___ RECORDED INFORMATION

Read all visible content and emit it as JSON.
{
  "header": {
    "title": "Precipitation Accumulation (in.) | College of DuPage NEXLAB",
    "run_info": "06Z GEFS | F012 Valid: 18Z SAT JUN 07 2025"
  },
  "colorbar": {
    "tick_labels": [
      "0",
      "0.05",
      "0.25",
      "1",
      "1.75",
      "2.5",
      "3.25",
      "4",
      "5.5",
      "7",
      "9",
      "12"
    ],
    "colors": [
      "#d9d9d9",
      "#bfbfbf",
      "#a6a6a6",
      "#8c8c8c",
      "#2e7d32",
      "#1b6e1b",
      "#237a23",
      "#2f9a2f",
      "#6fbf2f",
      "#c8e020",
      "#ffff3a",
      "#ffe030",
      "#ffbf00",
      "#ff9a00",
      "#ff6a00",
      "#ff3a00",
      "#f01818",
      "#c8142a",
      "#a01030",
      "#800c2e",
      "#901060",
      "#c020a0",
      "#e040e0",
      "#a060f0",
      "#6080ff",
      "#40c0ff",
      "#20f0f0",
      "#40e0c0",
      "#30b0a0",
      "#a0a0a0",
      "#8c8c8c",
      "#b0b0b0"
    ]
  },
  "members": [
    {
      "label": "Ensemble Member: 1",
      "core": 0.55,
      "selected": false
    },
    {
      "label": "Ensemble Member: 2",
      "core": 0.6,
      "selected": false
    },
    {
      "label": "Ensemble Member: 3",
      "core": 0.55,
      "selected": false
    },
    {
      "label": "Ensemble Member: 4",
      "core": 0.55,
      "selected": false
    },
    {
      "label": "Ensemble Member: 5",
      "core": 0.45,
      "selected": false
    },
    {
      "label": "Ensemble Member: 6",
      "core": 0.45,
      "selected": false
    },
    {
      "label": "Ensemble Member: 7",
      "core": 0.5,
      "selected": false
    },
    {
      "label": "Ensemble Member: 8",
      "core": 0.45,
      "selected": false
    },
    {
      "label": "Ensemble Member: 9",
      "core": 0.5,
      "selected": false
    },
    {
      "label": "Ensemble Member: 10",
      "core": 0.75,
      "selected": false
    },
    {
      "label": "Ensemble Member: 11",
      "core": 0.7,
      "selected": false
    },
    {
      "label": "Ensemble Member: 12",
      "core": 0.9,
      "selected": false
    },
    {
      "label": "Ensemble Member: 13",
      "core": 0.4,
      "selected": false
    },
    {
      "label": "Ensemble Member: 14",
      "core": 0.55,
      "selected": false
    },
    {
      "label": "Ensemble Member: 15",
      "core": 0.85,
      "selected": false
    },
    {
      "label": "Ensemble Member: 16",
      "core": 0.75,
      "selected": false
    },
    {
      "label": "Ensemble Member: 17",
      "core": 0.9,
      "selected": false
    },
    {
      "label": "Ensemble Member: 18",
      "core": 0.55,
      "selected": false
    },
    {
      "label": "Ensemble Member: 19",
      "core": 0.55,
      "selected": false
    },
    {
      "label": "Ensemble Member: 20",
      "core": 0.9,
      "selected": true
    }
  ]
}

______

SHORT TASK:
Retype all of the material, keeping each line exact.

THE SOLUTION:
Read all visible content and emit it as JSON.
{
  "header": {
    "title": "Precipitation Accumulation (in.) | College of DuPage NEXLAB",
    "run_info": "06Z GEFS | F012 Valid: 18Z SAT JUN 07 2025"
  },
  "colorbar": {
    "tick_labels": [
      "0",
      "0.05",
      "0.25",
      "1",
      "1.75",
      "2.5",
      "3.25",
      "4",
      "5.5",
      "7",
      "9",
      "12"
    ],
    "colors": [
      "#d9d9d9",
      "#bfbfbf",
      "#a6a6a6",
      "#8c8c8c",
      "#2e7d32",
      "#1b6e1b",
      "#237a23",
      "#2f9a2f",
      "#6fbf2f",
      "#c8e020",
      "#ffff3a",
      "#ffe030",
      "#ffbf00",
      "#ff9a00",
      "#ff6a00",
      "#ff3a00",
      "#f01818",
      "#c8142a",
      "#a01030",
      "#800c2e",
      "#901060",
      "#c020a0",
      "#e040e0",
      "#a060f0",
      "#6080ff",
      "#40c0ff",
      "#20f0f0",
      "#40e0c0",
      "#30b0a0",
      "#a0a0a0",
      "#8c8c8c",
      "#b0b0b0"
    ]
  },
  "members": [
    {
      "label": "Ensemble Member: 1",
      "core": 0.55,
      "selected": false
    },
    {
      "label": "Ensemble Member: 2",
      "core": 0.6,
      "selected": false
    },
    {
      "label": "Ensemble Member: 3",
      "core": 0.55,
      "selected": false
    },
    {
      "label": "Ensemble Member: 4",
      "core": 0.55,
      "selected": false
    },
    {
      "label": "Ensemble Member: 5",
      "core": 0.45,
      "selected": false
    },
    {
      "label": "Ensemble Member: 6",
      "core": 0.45,
      "selected": false
    },
    {
      "label": "Ensemble Member: 7",
      "core": 0.5,
      "selected": false
    },
    {
      "label": "Ensemble Member: 8",
      "core": 0.45,
      "selected": false
    },
    {
      "label": "Ensemble Member: 9",
      "core": 0.5,
      "selected": false
    },
    {
      "label": "Ensemble Member: 10",
      "core": 0.75,
      "selected": false
    },
    {
      "label": "Ensemble Member: 11",
      "core": 0.7,
      "selected": false
    },
    {
      "label": "Ensemble Member: 12",
      "core": 0.9,
      "selected": false
    },
    {
      "label": "Ensemble Member: 13",
      "core": 0.4,
      "selected": false
    },
    {
      "label": "Ensemble Member: 14",
      "core": 0.55,
      "selected": false
    },
    {
      "label": "Ensemble Member: 15",
      "core": 0.85,
      "selected": false
    },
    {
      "label": "Ensemble Member: 16",
      "core": 0.75,
      "selected": false
    },
    {
      "label": "Ensemble Member: 17",
      "core": 0.9,
      "selected": false
    },
    {
      "label": "Ensemble Member: 18",
      "core": 0.55,
      "selected": false
    },
    {
      "label": "Ensemble Member: 19",
      "core": 0.55,
      "selected": false
    },
    {
      "label": "Ensemble Member: 20",
      "core": 0.9,
      "selected": true
    }
  ]
}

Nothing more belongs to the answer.